*Exercise goal*
Write the material out again in full, exactly.
***** Supplied data *****
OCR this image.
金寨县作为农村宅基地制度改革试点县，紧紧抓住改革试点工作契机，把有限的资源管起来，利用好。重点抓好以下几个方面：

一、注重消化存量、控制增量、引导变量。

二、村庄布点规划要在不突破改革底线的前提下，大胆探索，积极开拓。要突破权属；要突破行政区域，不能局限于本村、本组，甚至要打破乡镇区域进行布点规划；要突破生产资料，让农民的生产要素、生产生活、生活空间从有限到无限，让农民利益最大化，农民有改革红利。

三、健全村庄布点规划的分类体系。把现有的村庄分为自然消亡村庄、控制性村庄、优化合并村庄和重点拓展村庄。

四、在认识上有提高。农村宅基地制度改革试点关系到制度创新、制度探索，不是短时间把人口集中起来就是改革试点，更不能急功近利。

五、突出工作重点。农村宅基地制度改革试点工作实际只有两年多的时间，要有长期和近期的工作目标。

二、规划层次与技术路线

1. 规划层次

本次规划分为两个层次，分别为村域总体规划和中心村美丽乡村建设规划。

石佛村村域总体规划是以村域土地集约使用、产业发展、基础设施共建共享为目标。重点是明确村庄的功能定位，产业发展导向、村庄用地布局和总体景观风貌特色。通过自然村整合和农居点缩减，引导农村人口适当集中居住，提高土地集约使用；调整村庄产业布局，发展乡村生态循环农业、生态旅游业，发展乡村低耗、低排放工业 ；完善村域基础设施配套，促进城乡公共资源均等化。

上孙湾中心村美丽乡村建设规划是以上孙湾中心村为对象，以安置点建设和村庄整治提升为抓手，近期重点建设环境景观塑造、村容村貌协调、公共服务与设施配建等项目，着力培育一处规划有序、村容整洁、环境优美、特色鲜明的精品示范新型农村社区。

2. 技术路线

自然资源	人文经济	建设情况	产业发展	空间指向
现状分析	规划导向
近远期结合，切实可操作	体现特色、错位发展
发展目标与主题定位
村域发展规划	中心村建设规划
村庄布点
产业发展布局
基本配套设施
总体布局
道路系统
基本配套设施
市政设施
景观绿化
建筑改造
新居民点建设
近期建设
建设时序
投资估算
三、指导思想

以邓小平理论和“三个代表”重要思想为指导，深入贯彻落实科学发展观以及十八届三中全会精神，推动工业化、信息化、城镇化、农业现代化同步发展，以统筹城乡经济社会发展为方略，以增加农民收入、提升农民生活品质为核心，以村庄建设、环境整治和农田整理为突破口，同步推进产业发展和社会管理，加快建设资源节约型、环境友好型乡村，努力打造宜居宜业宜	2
*****
*Finished task*
OCR this image.
金寨县作为农村宅基地制度改革试点县，紧紧抓住改革试点工作契机，把有限的资源管起来，利用好。重点抓好以下几个方面：

一、注重消化存量、控制增量、引导变量。

二、村庄布点规划要在不突破改革底线的前提下，大胆探索，积极开拓。要突破权属；要突破行政区域，不能局限于本村、本组，甚至要打破乡镇区域进行布点规划；要突破生产资料，让农民的生产要素、生产生活、生活空间从有限到无限，让农民利益最大化，农民有改革红利。

三、健全村庄布点规划的分类体系。把现有的村庄分为自然消亡村庄、控制性村庄、优化合并村庄和重点拓展村庄。

四、在认识上有提高。农村宅基地制度改革试点关系到制度创新、制度探索，不是短时间把人口集中起来就是改革试点，更不能急功近利。

五、突出工作重点。农村宅基地制度改革试点工作实际只有两年多的时间，要有长期和近期的工作目标。

二、规划层次与技术路线

1. 规划层次

本次规划分为两个层次，分别为村域总体规划和中心村美丽乡村建设规划。

石佛村村域总体规划是以村域土地集约使用、产业发展、基础设施共建共享为目标。重点是明确村庄的功能定位，产业发展导向、村庄用地布局和总体景观风貌特色。通过自然村整合和农居点缩减，引导农村人口适当集中居住，提高土地集约使用；调整村庄产业布局，发展乡村生态循环农业、生态旅游业，发展乡村低耗、低排放工业 ；完善村域基础设施配套，促进城乡公共资源均等化。

上孙湾中心村美丽乡村建设规划是以上孙湾中心村为对象，以安置点建设和村庄整治提升为抓手，近期重点建设环境景观塑造、村容村貌协调、公共服务与设施配建等项目，着力培育一处规划有序、村容整洁、环境优美、特色鲜明的精品示范新型农村社区。

2. 技术路线

自然资源	人文经济	建设情况	产业发展	空间指向
现状分析	规划导向
近远期结合，切实可操作	体现特色、错位发展
发展目标与主题定位
村域发展规划	中心村建设规划
村庄布点
产业发展布局
基本配套设施
总体布局
道路系统
基本配套设施
市政设施
景观绿化
建筑改造
新居民点建设
近期建设
建设时序
投资估算
三、指导思想

以邓小平理论和“三个代表”重要思想为指导，深入贯彻落实科学发展观以及十八届三中全会精神，推动工业化、信息化、城镇化、农业现代化同步发展，以统筹城乡经济社会发展为方略，以增加农民收入、提升农民生活品质为核心，以村庄建设、环境整治和农田整理为突破口，同步推进产业发展和社会管理，加快建设资源节约型、环境友好型乡村，努力打造宜居宜业宜	2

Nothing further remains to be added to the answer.